BEGIN Material supplied
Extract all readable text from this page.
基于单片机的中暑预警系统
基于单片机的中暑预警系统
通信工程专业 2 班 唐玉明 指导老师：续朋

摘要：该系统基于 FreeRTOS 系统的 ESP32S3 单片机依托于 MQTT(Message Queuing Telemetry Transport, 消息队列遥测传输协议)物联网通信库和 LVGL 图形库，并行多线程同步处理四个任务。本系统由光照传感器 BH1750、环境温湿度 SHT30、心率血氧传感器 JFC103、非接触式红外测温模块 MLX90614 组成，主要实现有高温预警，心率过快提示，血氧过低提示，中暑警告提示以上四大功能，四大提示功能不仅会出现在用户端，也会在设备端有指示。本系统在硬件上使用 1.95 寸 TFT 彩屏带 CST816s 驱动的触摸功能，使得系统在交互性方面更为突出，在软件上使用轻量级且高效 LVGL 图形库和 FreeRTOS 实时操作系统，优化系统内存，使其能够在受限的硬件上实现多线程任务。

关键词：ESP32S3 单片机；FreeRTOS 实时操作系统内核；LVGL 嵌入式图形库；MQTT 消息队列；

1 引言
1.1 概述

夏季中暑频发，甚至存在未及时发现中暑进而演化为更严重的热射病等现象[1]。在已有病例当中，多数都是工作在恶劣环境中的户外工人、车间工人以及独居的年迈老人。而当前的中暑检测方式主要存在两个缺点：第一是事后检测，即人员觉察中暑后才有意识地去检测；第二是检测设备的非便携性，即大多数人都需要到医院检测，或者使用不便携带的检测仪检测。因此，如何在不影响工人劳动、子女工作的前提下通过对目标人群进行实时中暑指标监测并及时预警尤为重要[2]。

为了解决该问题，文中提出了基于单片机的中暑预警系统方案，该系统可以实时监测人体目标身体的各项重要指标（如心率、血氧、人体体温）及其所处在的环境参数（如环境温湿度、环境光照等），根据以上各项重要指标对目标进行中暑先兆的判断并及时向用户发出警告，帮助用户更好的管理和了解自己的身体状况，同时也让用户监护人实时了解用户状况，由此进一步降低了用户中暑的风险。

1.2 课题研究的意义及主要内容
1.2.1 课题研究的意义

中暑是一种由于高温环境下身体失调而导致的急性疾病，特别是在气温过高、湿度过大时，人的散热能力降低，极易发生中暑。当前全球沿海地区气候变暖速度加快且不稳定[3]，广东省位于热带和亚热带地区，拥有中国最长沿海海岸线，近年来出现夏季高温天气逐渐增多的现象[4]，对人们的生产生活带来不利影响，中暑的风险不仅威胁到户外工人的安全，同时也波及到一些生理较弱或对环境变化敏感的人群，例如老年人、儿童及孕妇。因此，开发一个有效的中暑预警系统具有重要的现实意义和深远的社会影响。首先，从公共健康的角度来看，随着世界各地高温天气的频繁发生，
END Material supplied
= Exercise objective =
Print all of the entries exactly as they appear.

= Answer in full =
Extract all readable text from this page.
基于单片机的中暑预警系统
基于单片机的中暑预警系统
通信工程专业 2 班 唐玉明 指导老师：续朋

摘要：该系统基于 FreeRTOS 系统的 ESP32S3 单片机依托于 MQTT(Message Queuing Telemetry Transport, 消息队列遥测传输协议)物联网通信库和 LVGL 图形库，并行多线程同步处理四个任务。本系统由光照传感器 BH1750、环境温湿度 SHT30、心率血氧传感器 JFC103、非接触式红外测温模块 MLX90614 组成，主要实现有高温预警，心率过快提示，血氧过低提示，中暑警告提示以上四大功能，四大提示功能不仅会出现在用户端，也会在设备端有指示。本系统在硬件上使用 1.95 寸 TFT 彩屏带 CST816s 驱动的触摸功能，使得系统在交互性方面更为突出，在软件上使用轻量级且高效 LVGL 图形库和 FreeRTOS 实时操作系统，优化系统内存，使其能够在受限的硬件上实现多线程任务。

关键词：ESP32S3 单片机；FreeRTOS 实时操作系统内核；LVGL 嵌入式图形库；MQTT 消息队列；

1 引言
1.1 概述

夏季中暑频发，甚至存在未及时发现中暑进而演化为更严重的热射病等现象[1]。在已有病例当中，多数都是工作在恶劣环境中的户外工人、车间工人以及独居的年迈老人。而当前的中暑检测方式主要存在两个缺点：第一是事后检测，即人员觉察中暑后才有意识地去检测；第二是检测设备的非便携性，即大多数人都需要到医院检测，或者使用不便携带的检测仪检测。因此，如何在不影响工人劳动、子女工作的前提下通过对目标人群进行实时中暑指标监测并及时预警尤为重要[2]。

为了解决该问题，文中提出了基于单片机的中暑预警系统方案，该系统可以实时监测人体目标身体的各项重要指标（如心率、血氧、人体体温）及其所处在的环境参数（如环境温湿度、环境光照等），根据以上各项重要指标对目标进行中暑先兆的判断并及时向用户发出警告，帮助用户更好的管理和了解自己的身体状况，同时也让用户监护人实时了解用户状况，由此进一步降低了用户中暑的风险。

1.2 课题研究的意义及主要内容
1.2.1 课题研究的意义

中暑是一种由于高温环境下身体失调而导致的急性疾病，特别是在气温过高、湿度过大时，人的散热能力降低，极易发生中暑。当前全球沿海地区气候变暖速度加快且不稳定[3]，广东省位于热带和亚热带地区，拥有中国最长沿海海岸线，近年来出现夏季高温天气逐渐增多的现象[4]，对人们的生产生活带来不利影响，中暑的风险不仅威胁到户外工人的安全，同时也波及到一些生理较弱或对环境变化敏感的人群，例如老年人、儿童及孕妇。因此，开发一个有效的中暑预警系统具有重要的现实意义和深远的社会影响。首先，从公共健康的角度来看，随着世界各地高温天气的频繁发生，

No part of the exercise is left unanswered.